▶ **Written task**
Copy out each line in the material below that has the word "Code".

▶ **Entries shown**
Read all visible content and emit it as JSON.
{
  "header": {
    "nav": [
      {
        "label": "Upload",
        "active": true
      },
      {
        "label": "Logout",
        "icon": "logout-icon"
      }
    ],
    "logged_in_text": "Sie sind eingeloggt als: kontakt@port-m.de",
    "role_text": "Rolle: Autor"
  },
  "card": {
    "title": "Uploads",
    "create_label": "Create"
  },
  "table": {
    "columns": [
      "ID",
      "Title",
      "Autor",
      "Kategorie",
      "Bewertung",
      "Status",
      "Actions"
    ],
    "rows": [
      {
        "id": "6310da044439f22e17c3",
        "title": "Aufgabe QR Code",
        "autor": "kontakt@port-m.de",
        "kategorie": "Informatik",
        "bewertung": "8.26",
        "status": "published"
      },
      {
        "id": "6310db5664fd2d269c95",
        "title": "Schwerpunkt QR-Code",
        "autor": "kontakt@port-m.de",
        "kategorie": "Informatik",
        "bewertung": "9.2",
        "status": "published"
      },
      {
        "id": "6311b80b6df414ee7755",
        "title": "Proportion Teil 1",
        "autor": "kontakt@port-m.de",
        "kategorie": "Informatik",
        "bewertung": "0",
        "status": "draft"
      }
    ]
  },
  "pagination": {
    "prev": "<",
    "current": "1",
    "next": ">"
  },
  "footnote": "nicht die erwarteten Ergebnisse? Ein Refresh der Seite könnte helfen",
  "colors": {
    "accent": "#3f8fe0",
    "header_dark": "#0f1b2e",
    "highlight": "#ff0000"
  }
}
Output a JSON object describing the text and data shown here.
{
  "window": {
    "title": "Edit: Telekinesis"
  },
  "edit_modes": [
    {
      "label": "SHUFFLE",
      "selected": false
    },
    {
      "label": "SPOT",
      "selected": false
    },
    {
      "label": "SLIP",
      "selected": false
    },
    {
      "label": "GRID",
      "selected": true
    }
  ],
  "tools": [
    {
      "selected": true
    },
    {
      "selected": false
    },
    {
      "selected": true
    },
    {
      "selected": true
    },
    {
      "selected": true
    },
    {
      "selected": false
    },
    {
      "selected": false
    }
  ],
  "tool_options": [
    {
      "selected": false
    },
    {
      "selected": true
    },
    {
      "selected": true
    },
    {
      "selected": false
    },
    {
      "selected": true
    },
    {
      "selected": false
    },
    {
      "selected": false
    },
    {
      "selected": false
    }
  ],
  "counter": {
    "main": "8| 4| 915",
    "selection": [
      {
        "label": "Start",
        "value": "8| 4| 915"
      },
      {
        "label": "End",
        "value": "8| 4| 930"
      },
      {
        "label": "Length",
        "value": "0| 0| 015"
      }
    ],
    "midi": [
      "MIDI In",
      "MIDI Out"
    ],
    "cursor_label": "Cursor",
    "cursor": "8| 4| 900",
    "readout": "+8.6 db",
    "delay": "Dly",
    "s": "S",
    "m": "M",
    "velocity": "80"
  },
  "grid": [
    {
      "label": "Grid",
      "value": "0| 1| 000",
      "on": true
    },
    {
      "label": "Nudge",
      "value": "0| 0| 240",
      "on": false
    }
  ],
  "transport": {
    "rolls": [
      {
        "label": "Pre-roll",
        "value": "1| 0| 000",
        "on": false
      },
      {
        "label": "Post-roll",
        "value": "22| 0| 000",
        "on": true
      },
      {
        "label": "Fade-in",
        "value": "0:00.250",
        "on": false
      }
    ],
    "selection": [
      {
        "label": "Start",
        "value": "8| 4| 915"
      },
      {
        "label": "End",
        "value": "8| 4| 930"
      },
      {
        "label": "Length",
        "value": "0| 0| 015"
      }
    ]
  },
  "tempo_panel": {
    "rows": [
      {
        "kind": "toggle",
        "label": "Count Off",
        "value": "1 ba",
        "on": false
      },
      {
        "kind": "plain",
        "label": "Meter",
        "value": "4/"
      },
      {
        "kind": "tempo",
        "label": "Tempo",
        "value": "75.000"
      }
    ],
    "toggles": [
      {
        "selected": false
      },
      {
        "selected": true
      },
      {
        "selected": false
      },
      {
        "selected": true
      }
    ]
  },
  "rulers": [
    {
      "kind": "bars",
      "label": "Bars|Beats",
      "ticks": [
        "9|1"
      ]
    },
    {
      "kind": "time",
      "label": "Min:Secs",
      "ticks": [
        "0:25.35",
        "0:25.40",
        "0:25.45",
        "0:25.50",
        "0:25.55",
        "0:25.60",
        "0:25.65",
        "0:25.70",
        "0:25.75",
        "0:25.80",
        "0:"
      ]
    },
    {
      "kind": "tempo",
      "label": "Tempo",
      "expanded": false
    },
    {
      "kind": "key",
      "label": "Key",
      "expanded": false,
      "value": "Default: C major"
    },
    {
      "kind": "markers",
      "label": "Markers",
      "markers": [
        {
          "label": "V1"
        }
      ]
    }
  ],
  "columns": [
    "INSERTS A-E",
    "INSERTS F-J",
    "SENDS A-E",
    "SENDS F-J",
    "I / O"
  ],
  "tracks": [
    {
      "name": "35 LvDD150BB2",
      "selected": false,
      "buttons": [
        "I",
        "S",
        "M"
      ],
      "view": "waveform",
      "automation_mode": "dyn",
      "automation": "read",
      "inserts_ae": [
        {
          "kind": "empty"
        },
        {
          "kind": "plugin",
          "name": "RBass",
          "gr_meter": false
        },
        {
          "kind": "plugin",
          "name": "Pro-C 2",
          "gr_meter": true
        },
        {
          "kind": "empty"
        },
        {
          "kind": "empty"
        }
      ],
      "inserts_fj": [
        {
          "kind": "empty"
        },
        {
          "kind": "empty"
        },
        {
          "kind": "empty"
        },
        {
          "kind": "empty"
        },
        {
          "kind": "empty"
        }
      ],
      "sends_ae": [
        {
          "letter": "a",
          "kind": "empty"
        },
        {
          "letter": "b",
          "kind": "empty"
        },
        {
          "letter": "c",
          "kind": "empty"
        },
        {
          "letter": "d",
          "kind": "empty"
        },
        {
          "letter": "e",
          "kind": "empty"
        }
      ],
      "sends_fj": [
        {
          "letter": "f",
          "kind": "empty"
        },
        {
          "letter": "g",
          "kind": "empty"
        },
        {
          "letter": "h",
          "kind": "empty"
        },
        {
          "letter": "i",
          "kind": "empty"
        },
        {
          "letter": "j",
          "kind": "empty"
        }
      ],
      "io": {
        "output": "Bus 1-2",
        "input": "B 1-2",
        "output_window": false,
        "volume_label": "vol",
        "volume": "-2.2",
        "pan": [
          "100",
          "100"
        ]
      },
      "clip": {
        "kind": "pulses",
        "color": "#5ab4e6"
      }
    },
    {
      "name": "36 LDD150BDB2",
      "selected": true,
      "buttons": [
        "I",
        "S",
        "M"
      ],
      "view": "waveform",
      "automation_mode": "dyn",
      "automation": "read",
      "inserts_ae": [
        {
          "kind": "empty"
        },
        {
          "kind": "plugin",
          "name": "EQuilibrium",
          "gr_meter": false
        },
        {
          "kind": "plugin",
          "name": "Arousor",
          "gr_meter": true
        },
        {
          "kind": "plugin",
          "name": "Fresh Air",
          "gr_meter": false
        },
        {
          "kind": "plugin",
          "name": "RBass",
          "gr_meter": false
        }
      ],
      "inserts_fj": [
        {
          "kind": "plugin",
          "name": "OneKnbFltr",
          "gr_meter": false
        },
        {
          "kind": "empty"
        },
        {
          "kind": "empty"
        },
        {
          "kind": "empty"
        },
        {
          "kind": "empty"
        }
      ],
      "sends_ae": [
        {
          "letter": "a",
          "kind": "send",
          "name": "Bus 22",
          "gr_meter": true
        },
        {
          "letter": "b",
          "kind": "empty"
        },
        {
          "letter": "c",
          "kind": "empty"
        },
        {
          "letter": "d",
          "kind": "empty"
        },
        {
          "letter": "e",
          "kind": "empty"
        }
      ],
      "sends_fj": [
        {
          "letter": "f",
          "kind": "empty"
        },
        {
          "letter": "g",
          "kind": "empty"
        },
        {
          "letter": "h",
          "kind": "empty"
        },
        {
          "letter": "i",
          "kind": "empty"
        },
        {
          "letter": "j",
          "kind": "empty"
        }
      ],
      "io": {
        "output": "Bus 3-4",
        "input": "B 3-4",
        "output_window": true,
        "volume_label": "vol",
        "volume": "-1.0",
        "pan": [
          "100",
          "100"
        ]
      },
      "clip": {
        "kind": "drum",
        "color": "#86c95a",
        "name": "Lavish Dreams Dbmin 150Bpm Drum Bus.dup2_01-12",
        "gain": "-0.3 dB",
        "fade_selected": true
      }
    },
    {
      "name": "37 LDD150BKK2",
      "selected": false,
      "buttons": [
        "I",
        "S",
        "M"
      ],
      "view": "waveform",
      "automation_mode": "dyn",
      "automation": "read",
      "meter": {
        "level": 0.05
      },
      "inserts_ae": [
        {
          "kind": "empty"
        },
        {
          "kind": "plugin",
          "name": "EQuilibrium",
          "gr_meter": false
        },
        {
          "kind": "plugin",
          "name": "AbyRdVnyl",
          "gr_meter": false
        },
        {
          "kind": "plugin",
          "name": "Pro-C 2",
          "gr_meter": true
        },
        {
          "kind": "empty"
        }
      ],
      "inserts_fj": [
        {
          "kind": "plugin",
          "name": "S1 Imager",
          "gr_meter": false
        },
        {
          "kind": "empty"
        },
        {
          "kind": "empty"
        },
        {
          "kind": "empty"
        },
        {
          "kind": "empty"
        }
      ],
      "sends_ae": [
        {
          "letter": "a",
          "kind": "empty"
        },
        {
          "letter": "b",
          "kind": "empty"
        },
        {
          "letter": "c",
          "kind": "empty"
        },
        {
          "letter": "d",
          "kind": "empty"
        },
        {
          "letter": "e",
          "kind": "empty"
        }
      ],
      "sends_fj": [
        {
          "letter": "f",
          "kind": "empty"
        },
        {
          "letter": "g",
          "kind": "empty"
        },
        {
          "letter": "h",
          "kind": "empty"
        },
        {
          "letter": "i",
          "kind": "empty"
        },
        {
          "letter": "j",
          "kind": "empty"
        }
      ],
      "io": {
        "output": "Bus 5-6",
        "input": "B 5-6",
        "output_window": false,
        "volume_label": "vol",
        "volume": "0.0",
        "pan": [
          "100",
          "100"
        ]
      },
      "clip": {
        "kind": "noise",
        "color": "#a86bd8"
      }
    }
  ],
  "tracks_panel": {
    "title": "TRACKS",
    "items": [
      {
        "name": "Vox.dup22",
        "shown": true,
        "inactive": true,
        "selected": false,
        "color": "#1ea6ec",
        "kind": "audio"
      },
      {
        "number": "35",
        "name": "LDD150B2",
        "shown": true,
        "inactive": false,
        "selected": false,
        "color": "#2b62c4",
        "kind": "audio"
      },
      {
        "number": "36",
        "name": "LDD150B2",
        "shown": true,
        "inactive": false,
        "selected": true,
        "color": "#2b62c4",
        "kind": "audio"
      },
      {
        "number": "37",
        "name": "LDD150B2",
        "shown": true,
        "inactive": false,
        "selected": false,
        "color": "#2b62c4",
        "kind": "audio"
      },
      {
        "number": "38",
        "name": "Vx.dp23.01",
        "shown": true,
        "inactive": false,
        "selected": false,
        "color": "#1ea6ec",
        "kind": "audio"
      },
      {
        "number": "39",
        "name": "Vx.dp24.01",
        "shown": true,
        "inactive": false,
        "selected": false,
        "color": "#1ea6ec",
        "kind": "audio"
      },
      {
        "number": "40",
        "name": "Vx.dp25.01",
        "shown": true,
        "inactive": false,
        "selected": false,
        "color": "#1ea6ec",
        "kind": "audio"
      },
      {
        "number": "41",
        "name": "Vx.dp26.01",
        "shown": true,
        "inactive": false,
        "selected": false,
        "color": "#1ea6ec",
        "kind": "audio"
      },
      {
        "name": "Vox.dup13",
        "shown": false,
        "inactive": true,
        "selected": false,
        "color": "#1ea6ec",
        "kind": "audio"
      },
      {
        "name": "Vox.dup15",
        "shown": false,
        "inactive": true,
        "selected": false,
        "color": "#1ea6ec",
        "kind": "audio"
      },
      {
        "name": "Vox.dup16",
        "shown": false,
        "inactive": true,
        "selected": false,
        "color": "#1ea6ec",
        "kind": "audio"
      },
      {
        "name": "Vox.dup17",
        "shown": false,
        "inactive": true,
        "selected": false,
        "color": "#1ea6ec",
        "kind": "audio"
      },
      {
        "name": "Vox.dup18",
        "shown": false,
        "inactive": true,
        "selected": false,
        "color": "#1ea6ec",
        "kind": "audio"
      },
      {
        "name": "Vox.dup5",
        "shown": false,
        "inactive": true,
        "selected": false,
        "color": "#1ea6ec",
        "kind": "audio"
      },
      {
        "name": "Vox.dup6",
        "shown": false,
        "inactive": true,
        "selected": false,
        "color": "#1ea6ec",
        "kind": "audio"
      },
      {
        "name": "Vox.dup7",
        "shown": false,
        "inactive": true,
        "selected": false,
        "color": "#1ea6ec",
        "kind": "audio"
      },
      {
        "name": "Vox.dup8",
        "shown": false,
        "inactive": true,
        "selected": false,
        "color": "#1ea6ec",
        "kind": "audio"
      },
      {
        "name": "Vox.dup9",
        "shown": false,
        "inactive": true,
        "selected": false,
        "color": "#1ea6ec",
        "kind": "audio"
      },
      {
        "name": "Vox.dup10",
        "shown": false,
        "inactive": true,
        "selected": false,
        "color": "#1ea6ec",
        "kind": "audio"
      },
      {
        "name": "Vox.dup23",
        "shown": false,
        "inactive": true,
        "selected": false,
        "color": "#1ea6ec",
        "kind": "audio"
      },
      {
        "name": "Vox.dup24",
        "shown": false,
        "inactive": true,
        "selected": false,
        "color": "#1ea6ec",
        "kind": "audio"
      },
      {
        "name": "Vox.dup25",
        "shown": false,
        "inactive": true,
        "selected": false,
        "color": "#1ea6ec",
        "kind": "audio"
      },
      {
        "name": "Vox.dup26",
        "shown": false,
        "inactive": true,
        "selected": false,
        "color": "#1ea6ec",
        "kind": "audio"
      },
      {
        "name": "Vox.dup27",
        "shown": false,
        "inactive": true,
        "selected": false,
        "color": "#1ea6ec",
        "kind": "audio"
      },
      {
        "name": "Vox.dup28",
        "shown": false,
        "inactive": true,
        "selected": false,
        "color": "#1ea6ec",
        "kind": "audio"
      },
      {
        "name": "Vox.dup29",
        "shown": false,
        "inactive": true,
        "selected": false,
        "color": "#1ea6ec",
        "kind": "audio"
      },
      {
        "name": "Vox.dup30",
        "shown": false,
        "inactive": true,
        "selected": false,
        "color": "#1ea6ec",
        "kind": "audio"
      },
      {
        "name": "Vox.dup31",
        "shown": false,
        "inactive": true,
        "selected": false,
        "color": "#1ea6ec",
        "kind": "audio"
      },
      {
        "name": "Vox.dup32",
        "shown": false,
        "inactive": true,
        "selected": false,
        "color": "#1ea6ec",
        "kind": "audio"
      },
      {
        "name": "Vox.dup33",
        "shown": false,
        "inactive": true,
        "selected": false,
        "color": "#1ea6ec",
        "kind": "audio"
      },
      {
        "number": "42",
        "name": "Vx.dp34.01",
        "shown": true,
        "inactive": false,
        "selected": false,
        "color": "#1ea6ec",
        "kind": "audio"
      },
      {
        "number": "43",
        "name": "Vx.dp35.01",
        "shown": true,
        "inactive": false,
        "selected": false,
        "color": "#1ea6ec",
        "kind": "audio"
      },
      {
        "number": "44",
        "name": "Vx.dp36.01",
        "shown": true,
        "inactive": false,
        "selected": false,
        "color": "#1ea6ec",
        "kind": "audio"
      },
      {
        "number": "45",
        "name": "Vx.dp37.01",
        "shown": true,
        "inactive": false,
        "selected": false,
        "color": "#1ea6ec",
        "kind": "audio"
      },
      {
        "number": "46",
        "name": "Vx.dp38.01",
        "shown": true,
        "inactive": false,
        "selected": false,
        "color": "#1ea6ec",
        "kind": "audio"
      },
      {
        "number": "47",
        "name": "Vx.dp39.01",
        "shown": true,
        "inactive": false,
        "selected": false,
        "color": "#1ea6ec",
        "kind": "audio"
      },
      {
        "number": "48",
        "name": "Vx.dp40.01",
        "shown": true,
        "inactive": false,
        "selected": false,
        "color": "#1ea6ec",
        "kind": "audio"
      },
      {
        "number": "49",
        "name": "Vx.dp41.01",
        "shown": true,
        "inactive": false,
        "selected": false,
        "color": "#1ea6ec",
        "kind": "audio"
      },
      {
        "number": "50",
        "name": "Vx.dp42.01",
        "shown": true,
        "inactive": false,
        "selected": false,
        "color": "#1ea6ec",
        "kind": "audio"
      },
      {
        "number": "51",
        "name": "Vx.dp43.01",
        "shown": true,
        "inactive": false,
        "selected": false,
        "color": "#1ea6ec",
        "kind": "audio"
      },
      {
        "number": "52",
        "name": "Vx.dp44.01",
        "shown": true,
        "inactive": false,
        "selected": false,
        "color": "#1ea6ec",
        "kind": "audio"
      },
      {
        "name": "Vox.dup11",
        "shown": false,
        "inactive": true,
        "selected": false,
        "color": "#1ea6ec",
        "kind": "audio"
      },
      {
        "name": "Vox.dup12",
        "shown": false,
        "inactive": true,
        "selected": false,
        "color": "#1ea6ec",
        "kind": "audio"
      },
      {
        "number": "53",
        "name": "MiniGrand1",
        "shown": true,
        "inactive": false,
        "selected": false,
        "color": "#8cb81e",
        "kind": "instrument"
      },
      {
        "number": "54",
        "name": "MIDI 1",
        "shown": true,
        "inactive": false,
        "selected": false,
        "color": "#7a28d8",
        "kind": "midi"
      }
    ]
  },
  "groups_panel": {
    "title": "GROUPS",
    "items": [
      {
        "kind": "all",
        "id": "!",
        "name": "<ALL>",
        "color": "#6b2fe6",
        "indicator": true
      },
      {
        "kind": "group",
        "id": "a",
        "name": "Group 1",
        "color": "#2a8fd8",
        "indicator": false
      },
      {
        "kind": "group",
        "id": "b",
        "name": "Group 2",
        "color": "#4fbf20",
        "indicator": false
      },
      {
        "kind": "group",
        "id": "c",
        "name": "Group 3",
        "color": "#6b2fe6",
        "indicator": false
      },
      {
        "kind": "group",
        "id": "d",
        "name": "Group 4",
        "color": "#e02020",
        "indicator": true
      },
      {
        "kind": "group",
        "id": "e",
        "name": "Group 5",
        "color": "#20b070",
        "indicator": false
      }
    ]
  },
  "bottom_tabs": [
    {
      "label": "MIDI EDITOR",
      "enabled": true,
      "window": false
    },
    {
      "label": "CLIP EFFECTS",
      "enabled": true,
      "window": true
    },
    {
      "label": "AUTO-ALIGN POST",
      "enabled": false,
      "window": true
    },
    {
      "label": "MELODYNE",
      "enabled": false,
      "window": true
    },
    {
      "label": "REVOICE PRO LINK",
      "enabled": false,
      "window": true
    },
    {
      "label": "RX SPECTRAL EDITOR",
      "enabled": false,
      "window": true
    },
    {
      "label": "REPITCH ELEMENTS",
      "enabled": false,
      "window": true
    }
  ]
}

▶ **Problem solution**
        "title": "Aufgabe QR Code",
        "title": "Schwerpunkt QR-Code",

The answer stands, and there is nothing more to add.